• _THE PROBLEM_: Copy every line from the material below that holds "subtitle".

• _RECORDED INFORMATION_:
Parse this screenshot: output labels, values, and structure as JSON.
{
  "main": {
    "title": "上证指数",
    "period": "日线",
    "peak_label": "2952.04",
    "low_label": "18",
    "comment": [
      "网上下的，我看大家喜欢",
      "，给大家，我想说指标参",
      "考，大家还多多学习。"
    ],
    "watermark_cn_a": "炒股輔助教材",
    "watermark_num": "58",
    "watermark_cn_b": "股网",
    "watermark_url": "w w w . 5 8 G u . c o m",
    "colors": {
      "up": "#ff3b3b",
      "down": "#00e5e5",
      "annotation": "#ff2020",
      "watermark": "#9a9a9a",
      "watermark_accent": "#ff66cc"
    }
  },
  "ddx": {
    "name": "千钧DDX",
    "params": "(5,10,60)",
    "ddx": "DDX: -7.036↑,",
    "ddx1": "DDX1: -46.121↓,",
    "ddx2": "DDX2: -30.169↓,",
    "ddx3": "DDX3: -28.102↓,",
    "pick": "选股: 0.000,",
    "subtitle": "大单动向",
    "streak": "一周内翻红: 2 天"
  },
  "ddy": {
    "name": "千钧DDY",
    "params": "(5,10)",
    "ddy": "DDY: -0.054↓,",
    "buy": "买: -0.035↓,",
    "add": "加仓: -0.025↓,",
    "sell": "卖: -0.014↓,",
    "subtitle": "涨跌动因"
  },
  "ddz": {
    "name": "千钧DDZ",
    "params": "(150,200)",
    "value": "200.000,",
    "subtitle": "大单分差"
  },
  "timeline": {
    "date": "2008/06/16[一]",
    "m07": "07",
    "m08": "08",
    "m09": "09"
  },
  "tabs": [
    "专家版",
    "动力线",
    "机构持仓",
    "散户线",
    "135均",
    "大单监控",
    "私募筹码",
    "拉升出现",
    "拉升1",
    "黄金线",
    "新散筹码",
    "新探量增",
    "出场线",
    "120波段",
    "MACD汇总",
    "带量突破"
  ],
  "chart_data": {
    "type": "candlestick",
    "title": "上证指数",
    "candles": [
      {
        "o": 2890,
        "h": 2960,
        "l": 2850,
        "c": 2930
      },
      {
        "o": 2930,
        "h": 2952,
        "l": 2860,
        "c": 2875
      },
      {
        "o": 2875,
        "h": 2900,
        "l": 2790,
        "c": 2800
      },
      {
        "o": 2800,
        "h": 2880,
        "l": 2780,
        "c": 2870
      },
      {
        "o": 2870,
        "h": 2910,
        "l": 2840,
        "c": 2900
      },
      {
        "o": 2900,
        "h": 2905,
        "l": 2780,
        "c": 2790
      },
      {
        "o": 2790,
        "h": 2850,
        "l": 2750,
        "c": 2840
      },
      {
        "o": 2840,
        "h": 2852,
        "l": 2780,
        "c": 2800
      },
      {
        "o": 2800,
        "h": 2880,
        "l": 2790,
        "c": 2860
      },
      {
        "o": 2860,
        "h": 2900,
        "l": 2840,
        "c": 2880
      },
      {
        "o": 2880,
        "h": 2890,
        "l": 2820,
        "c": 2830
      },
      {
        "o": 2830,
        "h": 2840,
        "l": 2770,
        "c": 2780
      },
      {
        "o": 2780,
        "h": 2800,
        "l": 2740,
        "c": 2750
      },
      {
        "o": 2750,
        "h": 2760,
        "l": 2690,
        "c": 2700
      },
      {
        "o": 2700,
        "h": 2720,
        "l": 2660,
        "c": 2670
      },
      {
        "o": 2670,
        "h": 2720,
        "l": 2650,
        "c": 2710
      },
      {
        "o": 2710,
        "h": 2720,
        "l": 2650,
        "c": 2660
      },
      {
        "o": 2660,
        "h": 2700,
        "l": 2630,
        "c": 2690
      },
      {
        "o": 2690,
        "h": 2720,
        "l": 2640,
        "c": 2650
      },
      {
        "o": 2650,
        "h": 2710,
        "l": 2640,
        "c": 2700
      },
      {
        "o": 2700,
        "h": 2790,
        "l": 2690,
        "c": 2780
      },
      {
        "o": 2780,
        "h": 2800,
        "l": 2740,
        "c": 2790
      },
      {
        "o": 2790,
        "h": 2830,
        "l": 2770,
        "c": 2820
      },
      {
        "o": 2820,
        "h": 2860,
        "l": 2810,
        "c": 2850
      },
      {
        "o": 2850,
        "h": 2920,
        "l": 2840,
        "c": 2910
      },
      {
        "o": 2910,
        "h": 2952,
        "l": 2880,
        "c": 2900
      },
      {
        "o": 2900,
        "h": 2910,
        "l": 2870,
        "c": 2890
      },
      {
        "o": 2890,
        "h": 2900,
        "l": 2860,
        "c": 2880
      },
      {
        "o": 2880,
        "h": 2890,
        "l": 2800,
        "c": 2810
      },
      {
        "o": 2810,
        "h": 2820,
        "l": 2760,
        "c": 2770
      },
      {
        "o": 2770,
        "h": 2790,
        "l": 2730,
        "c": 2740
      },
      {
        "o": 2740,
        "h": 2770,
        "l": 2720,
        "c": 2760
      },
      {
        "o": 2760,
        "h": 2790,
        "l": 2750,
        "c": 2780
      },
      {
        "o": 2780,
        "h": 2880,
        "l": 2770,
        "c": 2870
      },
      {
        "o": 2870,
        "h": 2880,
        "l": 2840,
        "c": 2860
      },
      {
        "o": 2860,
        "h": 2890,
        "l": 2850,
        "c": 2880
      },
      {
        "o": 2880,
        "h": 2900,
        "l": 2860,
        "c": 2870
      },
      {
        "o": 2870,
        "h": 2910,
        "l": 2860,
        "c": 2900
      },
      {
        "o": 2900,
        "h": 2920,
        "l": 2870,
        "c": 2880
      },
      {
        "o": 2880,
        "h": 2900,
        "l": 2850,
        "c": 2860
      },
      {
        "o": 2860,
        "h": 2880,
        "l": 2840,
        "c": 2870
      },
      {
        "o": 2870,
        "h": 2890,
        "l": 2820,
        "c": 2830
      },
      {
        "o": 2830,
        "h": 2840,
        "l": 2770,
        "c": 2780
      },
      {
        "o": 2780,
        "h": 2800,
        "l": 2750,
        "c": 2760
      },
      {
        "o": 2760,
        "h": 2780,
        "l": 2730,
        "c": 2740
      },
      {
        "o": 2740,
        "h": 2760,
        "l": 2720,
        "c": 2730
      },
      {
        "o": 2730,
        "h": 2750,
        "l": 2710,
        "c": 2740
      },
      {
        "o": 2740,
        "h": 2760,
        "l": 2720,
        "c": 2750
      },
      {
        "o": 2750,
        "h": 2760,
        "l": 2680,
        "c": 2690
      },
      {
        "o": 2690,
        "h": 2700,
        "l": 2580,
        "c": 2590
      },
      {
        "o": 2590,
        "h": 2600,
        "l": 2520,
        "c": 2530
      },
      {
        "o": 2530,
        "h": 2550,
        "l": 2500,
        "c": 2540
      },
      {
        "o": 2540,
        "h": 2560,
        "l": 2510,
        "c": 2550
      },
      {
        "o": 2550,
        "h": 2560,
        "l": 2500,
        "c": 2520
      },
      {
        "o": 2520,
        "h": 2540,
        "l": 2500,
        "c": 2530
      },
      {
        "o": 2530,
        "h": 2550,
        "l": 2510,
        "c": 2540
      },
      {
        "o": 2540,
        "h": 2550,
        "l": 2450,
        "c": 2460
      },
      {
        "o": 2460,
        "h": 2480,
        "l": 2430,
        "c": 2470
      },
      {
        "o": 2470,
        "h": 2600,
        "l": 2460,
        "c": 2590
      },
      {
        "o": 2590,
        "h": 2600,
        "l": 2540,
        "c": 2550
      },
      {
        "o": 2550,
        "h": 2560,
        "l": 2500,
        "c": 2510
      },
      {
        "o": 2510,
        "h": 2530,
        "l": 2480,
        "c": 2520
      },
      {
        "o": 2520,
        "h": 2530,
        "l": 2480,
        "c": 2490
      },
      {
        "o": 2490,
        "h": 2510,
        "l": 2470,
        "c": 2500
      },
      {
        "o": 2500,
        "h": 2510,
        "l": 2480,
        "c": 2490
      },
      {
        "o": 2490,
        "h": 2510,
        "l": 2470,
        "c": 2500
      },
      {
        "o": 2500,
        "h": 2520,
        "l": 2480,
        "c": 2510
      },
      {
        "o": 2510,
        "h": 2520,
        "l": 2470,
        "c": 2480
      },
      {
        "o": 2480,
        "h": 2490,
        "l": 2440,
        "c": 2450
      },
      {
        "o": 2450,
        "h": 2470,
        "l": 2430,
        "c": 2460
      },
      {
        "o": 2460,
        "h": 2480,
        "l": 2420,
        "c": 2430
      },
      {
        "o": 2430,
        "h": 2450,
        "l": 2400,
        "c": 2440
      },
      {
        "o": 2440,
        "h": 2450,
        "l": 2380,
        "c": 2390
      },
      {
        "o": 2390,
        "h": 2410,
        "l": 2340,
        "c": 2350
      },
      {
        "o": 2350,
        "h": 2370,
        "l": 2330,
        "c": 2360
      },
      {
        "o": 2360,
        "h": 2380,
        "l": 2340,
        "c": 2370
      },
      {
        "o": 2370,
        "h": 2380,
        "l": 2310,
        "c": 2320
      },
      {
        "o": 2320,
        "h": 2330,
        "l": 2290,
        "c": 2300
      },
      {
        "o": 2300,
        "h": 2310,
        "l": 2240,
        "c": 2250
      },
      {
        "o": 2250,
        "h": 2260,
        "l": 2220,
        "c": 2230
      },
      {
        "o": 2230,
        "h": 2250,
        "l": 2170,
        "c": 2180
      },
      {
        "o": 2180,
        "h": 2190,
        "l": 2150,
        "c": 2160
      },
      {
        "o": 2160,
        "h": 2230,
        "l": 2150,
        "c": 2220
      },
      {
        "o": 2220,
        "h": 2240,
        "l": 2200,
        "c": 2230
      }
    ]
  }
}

• _EXPECTED OUTPUT_:
    "subtitle": "大单动向",
    "subtitle": "涨跌动因"
    "subtitle": "大单分差"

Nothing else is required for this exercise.